Show each line that has the string "species" in it.

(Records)
##############################

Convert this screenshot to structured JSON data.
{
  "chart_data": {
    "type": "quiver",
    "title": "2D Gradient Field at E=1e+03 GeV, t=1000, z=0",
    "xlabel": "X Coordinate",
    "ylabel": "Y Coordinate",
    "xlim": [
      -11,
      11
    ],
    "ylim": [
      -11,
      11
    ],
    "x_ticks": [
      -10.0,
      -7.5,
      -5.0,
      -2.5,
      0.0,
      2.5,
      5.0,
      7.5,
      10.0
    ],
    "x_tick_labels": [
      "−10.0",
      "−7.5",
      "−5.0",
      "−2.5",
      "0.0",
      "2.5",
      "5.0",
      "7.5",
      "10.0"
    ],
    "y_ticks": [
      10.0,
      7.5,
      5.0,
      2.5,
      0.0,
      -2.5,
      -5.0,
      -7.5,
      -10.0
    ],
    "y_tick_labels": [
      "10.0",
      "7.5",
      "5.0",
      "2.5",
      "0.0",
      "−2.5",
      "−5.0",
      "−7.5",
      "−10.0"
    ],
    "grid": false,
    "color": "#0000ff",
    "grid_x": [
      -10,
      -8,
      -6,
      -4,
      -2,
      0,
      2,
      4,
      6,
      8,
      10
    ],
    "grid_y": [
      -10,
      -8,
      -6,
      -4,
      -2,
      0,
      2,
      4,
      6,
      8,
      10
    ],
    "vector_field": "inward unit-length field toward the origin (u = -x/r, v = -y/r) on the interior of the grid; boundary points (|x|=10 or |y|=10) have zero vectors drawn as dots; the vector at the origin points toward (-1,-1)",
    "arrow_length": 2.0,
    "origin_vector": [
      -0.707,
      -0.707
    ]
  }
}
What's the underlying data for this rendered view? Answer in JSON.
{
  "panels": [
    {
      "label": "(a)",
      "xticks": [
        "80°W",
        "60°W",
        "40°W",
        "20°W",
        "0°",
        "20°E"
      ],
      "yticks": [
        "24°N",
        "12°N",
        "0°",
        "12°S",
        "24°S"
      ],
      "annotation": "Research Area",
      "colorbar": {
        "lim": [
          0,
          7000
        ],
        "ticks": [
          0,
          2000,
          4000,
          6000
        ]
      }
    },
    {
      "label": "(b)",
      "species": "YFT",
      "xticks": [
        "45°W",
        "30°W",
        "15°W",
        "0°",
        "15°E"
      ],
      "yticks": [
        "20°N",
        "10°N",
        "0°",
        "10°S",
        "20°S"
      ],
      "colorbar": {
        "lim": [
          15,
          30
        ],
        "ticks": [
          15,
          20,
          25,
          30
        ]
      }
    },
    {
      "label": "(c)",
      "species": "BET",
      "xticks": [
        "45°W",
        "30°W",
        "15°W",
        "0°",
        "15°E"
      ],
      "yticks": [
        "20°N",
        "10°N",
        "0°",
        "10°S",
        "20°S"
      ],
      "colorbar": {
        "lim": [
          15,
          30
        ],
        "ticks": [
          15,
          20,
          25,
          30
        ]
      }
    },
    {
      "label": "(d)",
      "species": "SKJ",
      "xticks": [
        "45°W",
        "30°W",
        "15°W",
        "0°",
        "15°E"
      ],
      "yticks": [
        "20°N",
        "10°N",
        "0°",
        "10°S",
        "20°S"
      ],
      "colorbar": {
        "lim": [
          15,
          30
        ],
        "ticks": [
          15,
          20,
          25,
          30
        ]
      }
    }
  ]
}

##############################

_Response to this exercise_
      "species": "YFT",
      "species": "BET",
      "species": "SKJ",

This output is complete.